## Written request
Output each line exactly as it appears, skipping any embedded picture.
-- start Supplied entries --
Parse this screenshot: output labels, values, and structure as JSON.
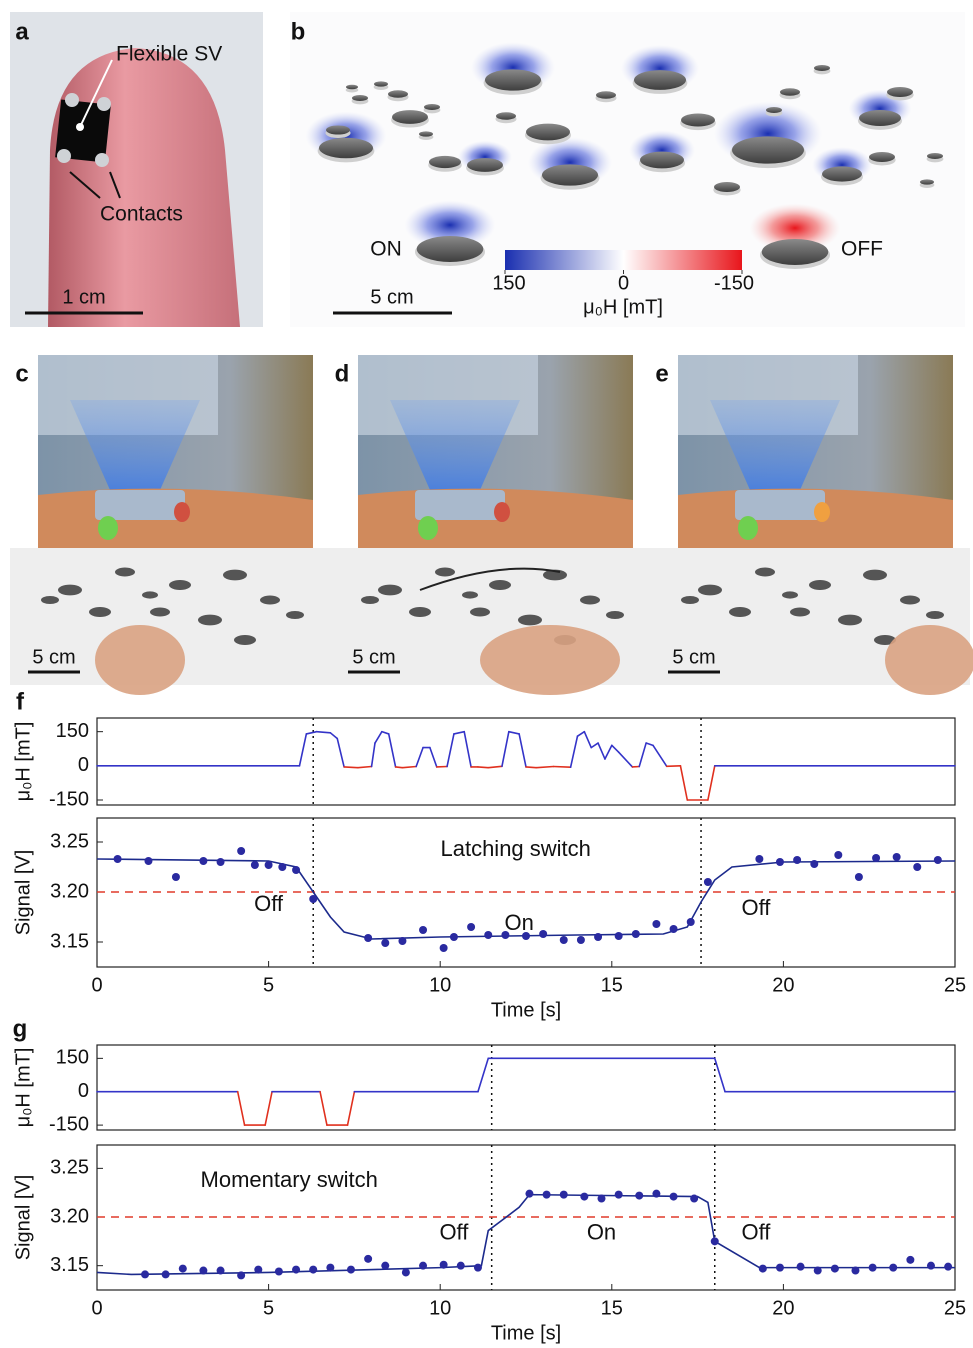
{
  "panel_labels": [
    "a",
    "b",
    "c",
    "d",
    "e",
    "f",
    "g"
  ],
  "panel_a": {
    "sensor_label": "Flexible SV",
    "contacts_label": "Contacts",
    "scale_bar": "1 cm"
  },
  "panel_b": {
    "on_label": "ON",
    "off_label": "OFF",
    "scale_bar": "5 cm",
    "colorbar": {
      "label": "μ₀H [mT]",
      "lim": [
        150,
        -150
      ],
      "ticks": [
        150,
        0,
        -150
      ],
      "colors": [
        "#1a2fb0",
        "#ffffff",
        "#e8151b"
      ]
    }
  },
  "panels_cde": {
    "scale_bars": [
      "5 cm",
      "5 cm",
      "5 cm"
    ]
  },
  "chart_data": [
    {
      "type": "field",
      "ylabel": "μ₀H [mT]",
      "x": [
        0,
        5.9,
        6.1,
        6.4,
        6.8,
        7.0,
        7.2,
        7.6,
        8.0,
        8.1,
        8.3,
        8.5,
        8.7,
        8.9,
        9.3,
        9.5,
        9.7,
        9.9,
        10.2,
        10.4,
        10.7,
        10.9,
        11.1,
        11.4,
        11.8,
        12.0,
        12.3,
        12.5,
        12.8,
        13.3,
        13.8,
        14.0,
        14.2,
        14.4,
        14.6,
        14.8,
        15.0,
        15.2,
        15.6,
        15.8,
        16.0,
        16.2,
        16.6,
        17.0,
        17.2,
        17.8,
        18.0,
        25
      ],
      "values": [
        0,
        0,
        140,
        150,
        145,
        120,
        -5,
        -8,
        -3,
        100,
        150,
        140,
        -5,
        -8,
        -3,
        80,
        80,
        -5,
        -3,
        140,
        150,
        -5,
        -5,
        -8,
        -2,
        150,
        140,
        -5,
        -8,
        -3,
        -6,
        130,
        150,
        80,
        100,
        30,
        90,
        60,
        -5,
        -3,
        100,
        90,
        -2,
        0,
        -150,
        -150,
        0,
        0
      ],
      "colors": {
        "positive": "#3434c8",
        "negative": "#e0301e"
      },
      "xlim": [
        0,
        25
      ],
      "ylim": [
        -172,
        210
      ],
      "yticks": [
        150,
        0,
        -150
      ],
      "markers_x": [
        6.3,
        17.6
      ]
    },
    {
      "type": "signal",
      "ylabel": "Signal [V]",
      "xlabel": "Time [s]",
      "annotations": [
        "Latching switch",
        "Off",
        "On",
        "Off"
      ],
      "fit": {
        "color": "#1c2a8c",
        "x": [
          0,
          5,
          5.8,
          6.3,
          6.8,
          7.2,
          8,
          10,
          14,
          16.5,
          17.2,
          17.6,
          18.0,
          18.5,
          20,
          25
        ],
        "values": [
          3.233,
          3.231,
          3.225,
          3.2,
          3.175,
          3.16,
          3.153,
          3.155,
          3.157,
          3.158,
          3.165,
          3.19,
          3.212,
          3.225,
          3.23,
          3.231
        ]
      },
      "points": {
        "color": "#2a2aa0",
        "x": [
          0.6,
          1.5,
          2.3,
          3.1,
          3.6,
          4.2,
          4.6,
          5.0,
          5.4,
          5.8,
          6.3,
          7.9,
          8.4,
          8.9,
          9.5,
          10.1,
          10.4,
          10.9,
          11.4,
          11.9,
          12.5,
          13.0,
          13.6,
          14.1,
          14.6,
          15.2,
          15.7,
          16.3,
          16.8,
          17.3,
          17.8,
          19.3,
          19.9,
          20.4,
          20.9,
          21.6,
          22.2,
          22.7,
          23.3,
          23.9,
          24.5
        ],
        "values": [
          3.233,
          3.231,
          3.215,
          3.231,
          3.23,
          3.241,
          3.227,
          3.227,
          3.225,
          3.222,
          3.193,
          3.154,
          3.149,
          3.151,
          3.162,
          3.144,
          3.155,
          3.165,
          3.157,
          3.157,
          3.156,
          3.158,
          3.152,
          3.152,
          3.155,
          3.156,
          3.158,
          3.168,
          3.163,
          3.17,
          3.21,
          3.233,
          3.23,
          3.232,
          3.228,
          3.237,
          3.215,
          3.234,
          3.235,
          3.225,
          3.232
        ]
      },
      "threshold": 3.2,
      "threshold_color": "#e03a2a",
      "xlim": [
        0,
        25
      ],
      "ylim": [
        3.125,
        3.274
      ],
      "xticks": [
        0,
        5,
        10,
        15,
        20,
        25
      ],
      "yticks": [
        3.15,
        {
          "value": 3.2,
          "label": "3.20"
        },
        3.25
      ],
      "markers_x": [
        6.3,
        17.6
      ]
    },
    {
      "type": "field",
      "ylabel": "μ₀H [mT]",
      "x": [
        0,
        4.1,
        4.3,
        4.9,
        5.1,
        6.5,
        6.7,
        7.3,
        7.5,
        11.1,
        11.4,
        18.0,
        18.3,
        25
      ],
      "values": [
        0,
        0,
        -150,
        -150,
        0,
        0,
        -150,
        -150,
        0,
        0,
        150,
        150,
        0,
        0
      ],
      "colors": {
        "positive": "#3434c8",
        "negative": "#e0301e"
      },
      "xlim": [
        0,
        25
      ],
      "ylim": [
        -172,
        210
      ],
      "yticks": [
        150,
        0,
        -150
      ],
      "markers_x": [
        11.5,
        18.0
      ]
    },
    {
      "type": "signal",
      "ylabel": "Signal [V]",
      "xlabel": "Time [s]",
      "annotations": [
        "Momentary switch",
        "Off",
        "On",
        "Off"
      ],
      "fit": {
        "color": "#1c2a8c",
        "x": [
          0,
          1,
          5,
          10,
          11.2,
          11.4,
          12.3,
          12.6,
          17.5,
          17.8,
          18.0,
          19.3,
          25
        ],
        "values": [
          3.143,
          3.141,
          3.143,
          3.148,
          3.15,
          3.186,
          3.21,
          3.223,
          3.221,
          3.215,
          3.175,
          3.148,
          3.148
        ]
      },
      "points": {
        "color": "#2a2aa0",
        "x": [
          1.4,
          2.0,
          2.5,
          3.1,
          3.6,
          4.2,
          4.7,
          5.3,
          5.8,
          6.3,
          6.8,
          7.4,
          7.9,
          8.4,
          9.0,
          9.5,
          10.1,
          10.6,
          11.1,
          12.6,
          13.1,
          13.6,
          14.2,
          14.7,
          15.2,
          15.8,
          16.3,
          16.8,
          17.4,
          18.0,
          19.4,
          19.9,
          20.5,
          21.0,
          21.5,
          22.1,
          22.6,
          23.2,
          23.7,
          24.3,
          24.8
        ],
        "values": [
          3.141,
          3.141,
          3.147,
          3.145,
          3.145,
          3.14,
          3.146,
          3.144,
          3.146,
          3.146,
          3.148,
          3.146,
          3.157,
          3.15,
          3.143,
          3.15,
          3.151,
          3.15,
          3.148,
          3.224,
          3.223,
          3.223,
          3.221,
          3.219,
          3.223,
          3.222,
          3.224,
          3.221,
          3.219,
          3.175,
          3.147,
          3.148,
          3.149,
          3.145,
          3.147,
          3.145,
          3.148,
          3.148,
          3.156,
          3.15,
          3.149
        ]
      },
      "threshold": 3.2,
      "threshold_color": "#e03a2a",
      "xlim": [
        0,
        25
      ],
      "ylim": [
        3.125,
        3.274
      ],
      "xticks": [
        0,
        5,
        10,
        15,
        20,
        25
      ],
      "yticks": [
        3.15,
        {
          "value": 3.2,
          "label": "3.20"
        },
        3.25
      ],
      "markers_x": [
        11.5,
        18.0
      ]
    }
  ]
}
-- end Supplied entries --
## Answer to this exercise
Parse this screenshot: output labels, values, and structure as JSON.
{
  "panel_labels": [
    "a",
    "b",
    "c",
    "d",
    "e",
    "f",
    "g"
  ],
  "panel_a": {
    "sensor_label": "Flexible SV",
    "contacts_label": "Contacts",
    "scale_bar": "1 cm"
  },
  "panel_b": {
    "on_label": "ON",
    "off_label": "OFF",
    "scale_bar": "5 cm",
    "colorbar": {
      "label": "μ₀H [mT]",
      "lim": [
        150,
        -150
      ],
      "ticks": [
        150,
        0,
        -150
      ],
      "colors": [
        "#1a2fb0",
        "#ffffff",
        "#e8151b"
      ]
    }
  },
  "panels_cde": {
    "scale_bars": [
      "5 cm",
      "5 cm",
      "5 cm"
    ]
  },
  "chart_data": [
    {
      "type": "field",
      "ylabel": "μ₀H [mT]",
      "x": [
        0,
        5.9,
        6.1,
        6.4,
        6.8,
        7.0,
        7.2,
        7.6,
        8.0,
        8.1,
        8.3,
        8.5,
        8.7,
        8.9,
        9.3,
        9.5,
        9.7,
        9.9,
        10.2,
        10.4,
        10.7,
        10.9,
        11.1,
        11.4,
        11.8,
        12.0,
        12.3,
        12.5,
        12.8,
        13.3,
        13.8,
        14.0,
        14.2,
        14.4,
        14.6,
        14.8,
        15.0,
        15.2,
        15.6,
        15.8,
        16.0,
        16.2,
        16.6,
        17.0,
        17.2,
        17.8,
        18.0,
        25
      ],
      "values": [
        0,
        0,
        140,
        150,
        145,
        120,
        -5,
        -8,
        -3,
        100,
        150,
        140,
        -5,
        -8,
        -3,
        80,
        80,
        -5,
        -3,
        140,
        150,
        -5,
        -5,
        -8,
        -2,
        150,
        140,
        -5,
        -8,
        -3,
        -6,
        130,
        150,
        80,
        100,
        30,
        90,
        60,
        -5,
        -3,
        100,
        90,
        -2,
        0,
        -150,
        -150,
        0,
        0
      ],
      "colors": {
        "positive": "#3434c8",
        "negative": "#e0301e"
      },
      "xlim": [
        0,
        25
      ],
      "ylim": [
        -172,
        210
      ],
      "yticks": [
        150,
        0,
        -150
      ],
      "markers_x": [
        6.3,
        17.6
      ]
    },
    {
      "type": "signal",
      "ylabel": "Signal [V]",
      "xlabel": "Time [s]",
      "annotations": [
        "Latching switch",
        "Off",
        "On",
        "Off"
      ],
      "fit": {
        "color": "#1c2a8c",
        "x": [
          0,
          5,
          5.8,
          6.3,
          6.8,
          7.2,
          8,
          10,
          14,
          16.5,
          17.2,
          17.6,
          18.0,
          18.5,
          20,
          25
        ],
        "values": [
          3.233,
          3.231,
          3.225,
          3.2,
          3.175,
          3.16,
          3.153,
          3.155,
          3.157,
          3.158,
          3.165,
          3.19,
          3.212,
          3.225,
          3.23,
          3.231
        ]
      },
      "points": {
        "color": "#2a2aa0",
        "x": [
          0.6,
          1.5,
          2.3,
          3.1,
          3.6,
          4.2,
          4.6,
          5.0,
          5.4,
          5.8,
          6.3,
          7.9,
          8.4,
          8.9,
          9.5,
          10.1,
          10.4,
          10.9,
          11.4,
          11.9,
          12.5,
          13.0,
          13.6,
          14.1,
          14.6,
          15.2,
          15.7,
          16.3,
          16.8,
          17.3,
          17.8,
          19.3,
          19.9,
          20.4,
          20.9,
          21.6,
          22.2,
          22.7,
          23.3,
          23.9,
          24.5
        ],
        "values": [
          3.233,
          3.231,
          3.215,
          3.231,
          3.23,
          3.241,
          3.227,
          3.227,
          3.225,
          3.222,
          3.193,
          3.154,
          3.149,
          3.151,
          3.162,
          3.144,
          3.155,
          3.165,
          3.157,
          3.157,
          3.156,
          3.158,
          3.152,
          3.152,
          3.155,
          3.156,
          3.158,
          3.168,
          3.163,
          3.17,
          3.21,
          3.233,
          3.23,
          3.232,
          3.228,
          3.237,
          3.215,
          3.234,
          3.235,
          3.225,
          3.232
        ]
      },
      "threshold": 3.2,
      "threshold_color": "#e03a2a",
      "xlim": [
        0,
        25
      ],
      "ylim": [
        3.125,
        3.274
      ],
      "xticks": [
        0,
        5,
        10,
        15,
        20,
        25
      ],
      "yticks": [
        3.15,
        {
          "value": 3.2,
          "label": "3.20"
        },
        3.25
      ],
      "markers_x": [
        6.3,
        17.6
      ]
    },
    {
      "type": "field",
      "ylabel": "μ₀H [mT]",
      "x": [
        0,
        4.1,
        4.3,
        4.9,
        5.1,
        6.5,
        6.7,
        7.3,
        7.5,
        11.1,
        11.4,
        18.0,
        18.3,
        25
      ],
      "values": [
        0,
        0,
        -150,
        -150,
        0,
        0,
        -150,
        -150,
        0,
        0,
        150,
        150,
        0,
        0
      ],
      "colors": {
        "positive": "#3434c8",
        "negative": "#e0301e"
      },
      "xlim": [
        0,
        25
      ],
      "ylim": [
        -172,
        210
      ],
      "yticks": [
        150,
        0,
        -150
      ],
      "markers_x": [
        11.5,
        18.0
      ]
    },
    {
      "type": "signal",
      "ylabel": "Signal [V]",
      "xlabel": "Time [s]",
      "annotations": [
        "Momentary switch",
        "Off",
        "On",
        "Off"
      ],
      "fit": {
        "color": "#1c2a8c",
        "x": [
          0,
          1,
          5,
          10,
          11.2,
          11.4,
          12.3,
          12.6,
          17.5,
          17.8,
          18.0,
          19.3,
          25
        ],
        "values": [
          3.143,
          3.141,
          3.143,
          3.148,
          3.15,
          3.186,
          3.21,
          3.223,
          3.221,
          3.215,
          3.175,
          3.148,
          3.148
        ]
      },
      "points": {
        "color": "#2a2aa0",
        "x": [
          1.4,
          2.0,
          2.5,
          3.1,
          3.6,
          4.2,
          4.7,
          5.3,
          5.8,
          6.3,
          6.8,
          7.4,
          7.9,
          8.4,
          9.0,
          9.5,
          10.1,
          10.6,
          11.1,
          12.6,
          13.1,
          13.6,
          14.2,
          14.7,
          15.2,
          15.8,
          16.3,
          16.8,
          17.4,
          18.0,
          19.4,
          19.9,
          20.5,
          21.0,
          21.5,
          22.1,
          22.6,
          23.2,
          23.7,
          24.3,
          24.8
        ],
        "values": [
          3.141,
          3.141,
          3.147,
          3.145,
          3.145,
          3.14,
          3.146,
          3.144,
          3.146,
          3.146,
          3.148,
          3.146,
          3.157,
          3.15,
          3.143,
          3.15,
          3.151,
          3.15,
          3.148,
          3.224,
          3.223,
          3.223,
          3.221,
          3.219,
          3.223,
          3.222,
          3.224,
          3.221,
          3.219,
          3.175,
          3.147,
          3.148,
          3.149,
          3.145,
          3.147,
          3.145,
          3.148,
          3.148,
          3.156,
          3.15,
          3.149
        ]
      },
      "threshold": 3.2,
      "threshold_color": "#e03a2a",
      "xlim": [
        0,
        25
      ],
      "ylim": [
        3.125,
        3.274
      ],
      "xticks": [
        0,
        5,
        10,
        15,
        20,
        25
      ],
      "yticks": [
        3.15,
        {
          "value": 3.2,
          "label": "3.20"
        },
        3.25
      ],
      "markers_x": [
        11.5,
        18.0
      ]
    }
  ]
}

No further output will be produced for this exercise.